Work to be completed.
Across all entries below, how many lines include "formulas"? Only the number, please.

---------- Records supplied ----------

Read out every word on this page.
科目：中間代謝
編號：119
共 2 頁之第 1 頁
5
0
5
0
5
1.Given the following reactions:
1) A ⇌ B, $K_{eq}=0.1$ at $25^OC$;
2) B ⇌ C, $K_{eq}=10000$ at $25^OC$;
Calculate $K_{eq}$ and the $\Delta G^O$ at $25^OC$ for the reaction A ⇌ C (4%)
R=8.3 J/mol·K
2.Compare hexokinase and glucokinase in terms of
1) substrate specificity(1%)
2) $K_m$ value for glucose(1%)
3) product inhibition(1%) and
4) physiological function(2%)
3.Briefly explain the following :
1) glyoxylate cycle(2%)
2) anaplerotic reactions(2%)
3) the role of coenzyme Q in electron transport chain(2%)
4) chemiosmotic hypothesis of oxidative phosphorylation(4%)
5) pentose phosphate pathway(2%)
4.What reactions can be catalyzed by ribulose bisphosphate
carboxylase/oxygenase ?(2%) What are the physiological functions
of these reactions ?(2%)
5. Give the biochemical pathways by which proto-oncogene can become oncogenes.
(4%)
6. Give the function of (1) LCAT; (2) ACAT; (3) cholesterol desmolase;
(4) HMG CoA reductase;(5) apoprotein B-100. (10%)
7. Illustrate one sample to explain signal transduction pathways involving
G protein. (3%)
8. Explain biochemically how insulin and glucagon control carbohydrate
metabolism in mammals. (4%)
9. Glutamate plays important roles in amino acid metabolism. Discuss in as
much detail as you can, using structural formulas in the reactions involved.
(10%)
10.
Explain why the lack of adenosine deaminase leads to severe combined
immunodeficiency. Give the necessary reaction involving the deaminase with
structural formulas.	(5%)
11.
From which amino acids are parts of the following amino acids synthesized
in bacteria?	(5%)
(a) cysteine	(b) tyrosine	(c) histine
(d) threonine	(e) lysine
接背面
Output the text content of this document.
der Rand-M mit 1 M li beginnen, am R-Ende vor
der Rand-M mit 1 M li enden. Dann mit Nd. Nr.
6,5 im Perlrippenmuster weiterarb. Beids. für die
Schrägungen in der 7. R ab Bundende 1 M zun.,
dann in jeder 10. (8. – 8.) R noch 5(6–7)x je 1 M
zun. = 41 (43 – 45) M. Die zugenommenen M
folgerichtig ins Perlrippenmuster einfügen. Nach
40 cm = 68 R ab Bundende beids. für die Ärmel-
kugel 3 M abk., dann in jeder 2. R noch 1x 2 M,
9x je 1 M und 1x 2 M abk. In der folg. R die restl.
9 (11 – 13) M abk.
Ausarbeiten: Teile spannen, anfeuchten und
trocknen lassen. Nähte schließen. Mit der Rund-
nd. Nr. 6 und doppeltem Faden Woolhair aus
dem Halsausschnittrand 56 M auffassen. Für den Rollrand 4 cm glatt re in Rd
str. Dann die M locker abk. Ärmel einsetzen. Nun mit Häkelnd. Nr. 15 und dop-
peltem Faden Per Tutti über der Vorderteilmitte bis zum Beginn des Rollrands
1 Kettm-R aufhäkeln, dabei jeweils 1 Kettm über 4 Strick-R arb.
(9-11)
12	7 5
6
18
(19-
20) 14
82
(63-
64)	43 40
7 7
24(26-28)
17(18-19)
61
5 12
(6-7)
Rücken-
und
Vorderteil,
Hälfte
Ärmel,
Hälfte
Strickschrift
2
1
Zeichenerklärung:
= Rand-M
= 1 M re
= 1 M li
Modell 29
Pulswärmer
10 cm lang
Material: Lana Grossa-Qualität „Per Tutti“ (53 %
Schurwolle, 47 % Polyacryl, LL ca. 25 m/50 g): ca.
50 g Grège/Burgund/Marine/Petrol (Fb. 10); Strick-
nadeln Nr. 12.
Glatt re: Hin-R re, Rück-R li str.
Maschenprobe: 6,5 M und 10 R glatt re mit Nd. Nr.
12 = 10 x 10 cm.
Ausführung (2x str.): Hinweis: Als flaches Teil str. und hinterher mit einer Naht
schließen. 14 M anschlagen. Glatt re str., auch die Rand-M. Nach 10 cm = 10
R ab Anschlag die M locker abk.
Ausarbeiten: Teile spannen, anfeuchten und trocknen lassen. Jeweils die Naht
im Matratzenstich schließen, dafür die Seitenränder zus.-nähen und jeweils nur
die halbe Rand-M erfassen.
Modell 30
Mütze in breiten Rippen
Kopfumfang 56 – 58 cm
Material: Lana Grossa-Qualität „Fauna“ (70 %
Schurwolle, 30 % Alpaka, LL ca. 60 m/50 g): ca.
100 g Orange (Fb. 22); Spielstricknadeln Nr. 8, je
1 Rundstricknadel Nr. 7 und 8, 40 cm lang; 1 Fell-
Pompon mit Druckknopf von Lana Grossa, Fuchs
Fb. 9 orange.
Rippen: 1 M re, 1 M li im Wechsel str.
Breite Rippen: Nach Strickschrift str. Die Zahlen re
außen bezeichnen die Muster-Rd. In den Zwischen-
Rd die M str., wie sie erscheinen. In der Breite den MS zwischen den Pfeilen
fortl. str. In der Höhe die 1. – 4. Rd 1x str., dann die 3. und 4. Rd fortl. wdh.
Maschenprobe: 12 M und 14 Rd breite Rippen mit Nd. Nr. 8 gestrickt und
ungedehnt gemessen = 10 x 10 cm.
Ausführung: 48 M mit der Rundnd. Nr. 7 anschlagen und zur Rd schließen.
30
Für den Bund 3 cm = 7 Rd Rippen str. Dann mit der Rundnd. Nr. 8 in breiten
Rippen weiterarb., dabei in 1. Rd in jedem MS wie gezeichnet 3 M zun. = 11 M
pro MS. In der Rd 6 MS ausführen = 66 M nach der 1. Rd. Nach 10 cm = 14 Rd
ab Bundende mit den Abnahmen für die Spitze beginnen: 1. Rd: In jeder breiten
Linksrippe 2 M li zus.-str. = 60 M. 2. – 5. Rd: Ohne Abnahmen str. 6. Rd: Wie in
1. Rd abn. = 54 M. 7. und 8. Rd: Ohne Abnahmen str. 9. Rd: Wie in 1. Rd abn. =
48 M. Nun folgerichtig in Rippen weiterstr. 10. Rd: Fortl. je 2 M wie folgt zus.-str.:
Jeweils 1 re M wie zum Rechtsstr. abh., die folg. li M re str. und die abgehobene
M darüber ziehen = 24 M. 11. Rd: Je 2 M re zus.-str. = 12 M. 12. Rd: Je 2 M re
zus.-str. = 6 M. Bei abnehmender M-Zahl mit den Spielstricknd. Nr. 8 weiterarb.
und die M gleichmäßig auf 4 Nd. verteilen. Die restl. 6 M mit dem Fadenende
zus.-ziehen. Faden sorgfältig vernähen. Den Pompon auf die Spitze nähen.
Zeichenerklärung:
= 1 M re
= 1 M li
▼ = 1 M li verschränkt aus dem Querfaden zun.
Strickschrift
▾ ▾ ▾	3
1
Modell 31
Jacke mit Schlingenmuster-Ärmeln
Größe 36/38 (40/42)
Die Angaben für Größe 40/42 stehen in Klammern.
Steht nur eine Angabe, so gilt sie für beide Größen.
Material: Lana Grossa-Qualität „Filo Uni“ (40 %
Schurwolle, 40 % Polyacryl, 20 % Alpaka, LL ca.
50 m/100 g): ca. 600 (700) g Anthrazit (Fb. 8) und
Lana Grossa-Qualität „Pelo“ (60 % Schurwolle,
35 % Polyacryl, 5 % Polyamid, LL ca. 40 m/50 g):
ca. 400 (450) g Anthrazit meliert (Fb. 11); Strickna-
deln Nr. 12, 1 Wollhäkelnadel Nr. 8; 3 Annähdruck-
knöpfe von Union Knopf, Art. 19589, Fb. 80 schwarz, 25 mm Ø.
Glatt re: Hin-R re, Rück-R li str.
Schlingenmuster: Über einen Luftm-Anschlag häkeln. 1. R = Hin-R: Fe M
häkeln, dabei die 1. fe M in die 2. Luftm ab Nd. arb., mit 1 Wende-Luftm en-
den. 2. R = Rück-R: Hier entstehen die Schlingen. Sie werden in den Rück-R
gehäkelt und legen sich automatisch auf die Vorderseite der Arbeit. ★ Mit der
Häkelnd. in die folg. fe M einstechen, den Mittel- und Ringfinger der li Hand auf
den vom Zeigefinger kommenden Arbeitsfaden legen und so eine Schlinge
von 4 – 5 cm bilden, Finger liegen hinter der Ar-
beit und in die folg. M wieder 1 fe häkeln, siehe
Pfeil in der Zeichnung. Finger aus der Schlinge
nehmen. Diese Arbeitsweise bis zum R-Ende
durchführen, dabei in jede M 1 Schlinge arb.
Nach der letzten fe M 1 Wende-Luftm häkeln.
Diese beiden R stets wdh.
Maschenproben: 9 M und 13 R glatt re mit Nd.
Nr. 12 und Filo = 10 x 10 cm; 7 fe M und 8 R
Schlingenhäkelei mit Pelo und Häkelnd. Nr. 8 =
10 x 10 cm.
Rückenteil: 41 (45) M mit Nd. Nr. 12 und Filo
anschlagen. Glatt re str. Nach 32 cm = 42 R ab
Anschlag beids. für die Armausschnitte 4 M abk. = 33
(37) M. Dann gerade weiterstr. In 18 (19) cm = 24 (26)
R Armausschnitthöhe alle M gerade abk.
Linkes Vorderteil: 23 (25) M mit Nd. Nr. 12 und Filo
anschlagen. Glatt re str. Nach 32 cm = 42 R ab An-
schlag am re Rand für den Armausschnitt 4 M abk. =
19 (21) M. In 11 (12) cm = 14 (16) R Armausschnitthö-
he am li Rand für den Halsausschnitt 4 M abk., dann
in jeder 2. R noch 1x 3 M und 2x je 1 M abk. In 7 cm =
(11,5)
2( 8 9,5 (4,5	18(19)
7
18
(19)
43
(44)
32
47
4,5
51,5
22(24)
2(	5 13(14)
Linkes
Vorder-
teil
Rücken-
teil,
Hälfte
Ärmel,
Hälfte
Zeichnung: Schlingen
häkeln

----------

Solution to the exercise.
2